» Problem description: What do the lines from the one containing "What's the underlying" through the end of the entries say? Quote them exactly, and only them.

○ ○ ○ ○ ○

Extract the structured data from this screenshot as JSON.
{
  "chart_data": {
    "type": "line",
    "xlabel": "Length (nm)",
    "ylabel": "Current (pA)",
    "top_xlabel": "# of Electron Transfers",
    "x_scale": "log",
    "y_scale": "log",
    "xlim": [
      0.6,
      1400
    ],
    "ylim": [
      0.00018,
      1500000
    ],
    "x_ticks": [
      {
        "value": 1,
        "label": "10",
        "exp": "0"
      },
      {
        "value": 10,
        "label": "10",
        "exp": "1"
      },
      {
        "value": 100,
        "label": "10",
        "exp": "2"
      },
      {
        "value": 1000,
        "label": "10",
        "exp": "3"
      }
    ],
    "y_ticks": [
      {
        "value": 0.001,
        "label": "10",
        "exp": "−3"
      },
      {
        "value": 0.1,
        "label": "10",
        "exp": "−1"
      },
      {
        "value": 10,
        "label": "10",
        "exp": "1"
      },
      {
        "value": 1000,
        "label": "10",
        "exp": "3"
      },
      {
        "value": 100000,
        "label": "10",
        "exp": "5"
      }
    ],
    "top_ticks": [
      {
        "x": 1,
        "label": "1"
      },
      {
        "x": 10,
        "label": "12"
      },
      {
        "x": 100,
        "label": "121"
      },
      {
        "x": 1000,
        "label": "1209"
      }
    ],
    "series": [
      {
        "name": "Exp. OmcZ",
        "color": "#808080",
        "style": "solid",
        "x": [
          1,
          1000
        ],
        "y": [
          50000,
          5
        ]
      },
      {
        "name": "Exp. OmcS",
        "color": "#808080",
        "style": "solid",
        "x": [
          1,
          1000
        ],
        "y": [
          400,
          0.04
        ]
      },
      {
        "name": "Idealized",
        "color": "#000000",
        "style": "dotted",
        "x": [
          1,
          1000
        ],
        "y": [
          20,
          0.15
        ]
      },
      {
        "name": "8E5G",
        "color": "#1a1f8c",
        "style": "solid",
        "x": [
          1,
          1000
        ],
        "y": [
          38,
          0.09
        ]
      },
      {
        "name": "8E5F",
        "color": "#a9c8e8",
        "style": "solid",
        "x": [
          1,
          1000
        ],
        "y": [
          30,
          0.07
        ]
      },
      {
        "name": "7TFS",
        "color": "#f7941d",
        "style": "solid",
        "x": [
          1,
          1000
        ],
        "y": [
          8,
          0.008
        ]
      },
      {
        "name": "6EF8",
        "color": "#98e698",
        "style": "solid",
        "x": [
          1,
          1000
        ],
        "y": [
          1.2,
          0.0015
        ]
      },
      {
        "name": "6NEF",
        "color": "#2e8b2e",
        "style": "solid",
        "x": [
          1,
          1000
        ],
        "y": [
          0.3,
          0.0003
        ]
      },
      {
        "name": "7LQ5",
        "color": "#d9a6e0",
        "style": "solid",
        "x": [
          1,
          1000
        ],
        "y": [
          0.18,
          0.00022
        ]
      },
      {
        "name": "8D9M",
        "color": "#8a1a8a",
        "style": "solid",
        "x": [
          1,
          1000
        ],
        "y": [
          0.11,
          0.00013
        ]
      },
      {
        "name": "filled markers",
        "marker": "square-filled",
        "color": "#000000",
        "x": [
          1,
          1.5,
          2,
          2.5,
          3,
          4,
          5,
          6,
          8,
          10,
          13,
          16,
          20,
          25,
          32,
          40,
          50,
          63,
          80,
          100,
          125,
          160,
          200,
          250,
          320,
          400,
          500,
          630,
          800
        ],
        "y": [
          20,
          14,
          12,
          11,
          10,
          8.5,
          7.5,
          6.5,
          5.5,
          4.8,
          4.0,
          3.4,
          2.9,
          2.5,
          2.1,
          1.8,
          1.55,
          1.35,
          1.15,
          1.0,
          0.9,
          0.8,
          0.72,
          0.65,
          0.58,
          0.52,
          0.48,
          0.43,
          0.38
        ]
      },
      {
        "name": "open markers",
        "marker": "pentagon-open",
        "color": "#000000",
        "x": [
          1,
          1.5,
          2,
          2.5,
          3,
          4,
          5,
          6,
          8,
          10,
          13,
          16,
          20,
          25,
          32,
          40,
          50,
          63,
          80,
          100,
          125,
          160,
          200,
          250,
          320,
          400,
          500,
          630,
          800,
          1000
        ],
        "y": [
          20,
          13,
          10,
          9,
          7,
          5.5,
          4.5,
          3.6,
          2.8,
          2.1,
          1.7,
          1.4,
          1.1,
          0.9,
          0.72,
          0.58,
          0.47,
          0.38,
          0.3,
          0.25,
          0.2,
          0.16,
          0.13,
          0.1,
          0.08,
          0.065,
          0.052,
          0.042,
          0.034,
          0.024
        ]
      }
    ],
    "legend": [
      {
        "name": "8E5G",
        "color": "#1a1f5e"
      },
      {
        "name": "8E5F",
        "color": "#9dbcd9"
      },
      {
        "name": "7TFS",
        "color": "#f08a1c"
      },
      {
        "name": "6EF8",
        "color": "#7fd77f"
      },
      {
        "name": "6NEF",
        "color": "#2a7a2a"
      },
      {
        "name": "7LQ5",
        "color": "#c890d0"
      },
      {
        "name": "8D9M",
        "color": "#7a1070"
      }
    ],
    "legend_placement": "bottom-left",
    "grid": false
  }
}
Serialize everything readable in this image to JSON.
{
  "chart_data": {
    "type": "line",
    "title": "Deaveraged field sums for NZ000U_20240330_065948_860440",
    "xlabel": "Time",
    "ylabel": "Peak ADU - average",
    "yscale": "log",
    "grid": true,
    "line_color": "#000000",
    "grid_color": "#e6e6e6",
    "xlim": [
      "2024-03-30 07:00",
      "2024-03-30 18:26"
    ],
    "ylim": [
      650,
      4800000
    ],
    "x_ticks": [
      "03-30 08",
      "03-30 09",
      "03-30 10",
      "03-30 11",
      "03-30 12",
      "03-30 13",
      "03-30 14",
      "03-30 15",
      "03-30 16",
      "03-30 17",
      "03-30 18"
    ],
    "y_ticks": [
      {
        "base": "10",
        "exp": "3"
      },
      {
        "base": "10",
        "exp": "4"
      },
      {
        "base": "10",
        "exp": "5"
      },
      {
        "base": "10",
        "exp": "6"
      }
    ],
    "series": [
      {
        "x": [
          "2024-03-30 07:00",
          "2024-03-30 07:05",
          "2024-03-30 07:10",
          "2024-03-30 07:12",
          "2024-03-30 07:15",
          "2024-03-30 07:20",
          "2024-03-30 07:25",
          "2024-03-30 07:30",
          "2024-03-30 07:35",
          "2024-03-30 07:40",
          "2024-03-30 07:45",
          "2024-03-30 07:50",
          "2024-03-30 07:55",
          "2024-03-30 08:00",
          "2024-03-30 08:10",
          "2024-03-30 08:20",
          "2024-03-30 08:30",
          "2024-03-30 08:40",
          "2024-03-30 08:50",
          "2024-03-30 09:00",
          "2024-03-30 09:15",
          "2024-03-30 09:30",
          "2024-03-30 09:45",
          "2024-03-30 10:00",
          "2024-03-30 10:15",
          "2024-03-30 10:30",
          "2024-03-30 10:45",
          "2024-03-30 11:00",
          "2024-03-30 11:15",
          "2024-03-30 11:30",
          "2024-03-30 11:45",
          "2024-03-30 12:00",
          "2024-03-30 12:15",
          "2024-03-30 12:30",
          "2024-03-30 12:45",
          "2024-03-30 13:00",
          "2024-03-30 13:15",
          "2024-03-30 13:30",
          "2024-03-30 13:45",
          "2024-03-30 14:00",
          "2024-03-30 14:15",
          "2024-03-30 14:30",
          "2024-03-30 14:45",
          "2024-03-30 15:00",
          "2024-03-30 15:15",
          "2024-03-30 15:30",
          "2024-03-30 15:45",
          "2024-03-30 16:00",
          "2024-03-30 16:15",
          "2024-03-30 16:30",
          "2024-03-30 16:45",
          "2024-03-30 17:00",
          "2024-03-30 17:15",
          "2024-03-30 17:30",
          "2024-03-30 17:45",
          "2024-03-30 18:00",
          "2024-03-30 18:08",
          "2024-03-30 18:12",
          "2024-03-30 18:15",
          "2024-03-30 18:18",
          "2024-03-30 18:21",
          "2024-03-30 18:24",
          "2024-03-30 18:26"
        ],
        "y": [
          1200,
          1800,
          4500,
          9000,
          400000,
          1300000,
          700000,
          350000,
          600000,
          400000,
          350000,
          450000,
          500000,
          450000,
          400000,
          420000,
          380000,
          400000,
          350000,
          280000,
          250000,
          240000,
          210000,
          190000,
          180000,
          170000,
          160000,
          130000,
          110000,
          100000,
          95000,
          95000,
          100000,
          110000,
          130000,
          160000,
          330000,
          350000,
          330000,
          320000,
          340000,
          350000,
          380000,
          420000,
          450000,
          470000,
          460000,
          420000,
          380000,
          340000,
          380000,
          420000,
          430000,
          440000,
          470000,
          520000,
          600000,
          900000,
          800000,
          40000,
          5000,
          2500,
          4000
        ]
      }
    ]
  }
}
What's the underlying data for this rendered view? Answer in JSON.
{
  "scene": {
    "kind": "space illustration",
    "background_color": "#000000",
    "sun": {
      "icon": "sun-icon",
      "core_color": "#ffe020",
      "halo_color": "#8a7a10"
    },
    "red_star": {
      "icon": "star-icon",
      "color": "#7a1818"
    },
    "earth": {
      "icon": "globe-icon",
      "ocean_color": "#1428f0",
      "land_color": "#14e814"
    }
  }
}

○ ○ ○ ○ ○

» Output:
What's the underlying data for this rendered view? Answer in JSON.
{
  "scene": {
    "kind": "space illustration",
    "background_color": "#000000",
    "sun": {
      "icon": "sun-icon",
      "core_color": "#ffe020",
      "halo_color": "#8a7a10"
    },
    "red_star": {
      "icon": "star-icon",
      "color": "#7a1818"
    },
    "earth": {
      "icon": "globe-icon",
      "ocean_color": "#1428f0",
      "land_color": "#14e814"
    }
  }
}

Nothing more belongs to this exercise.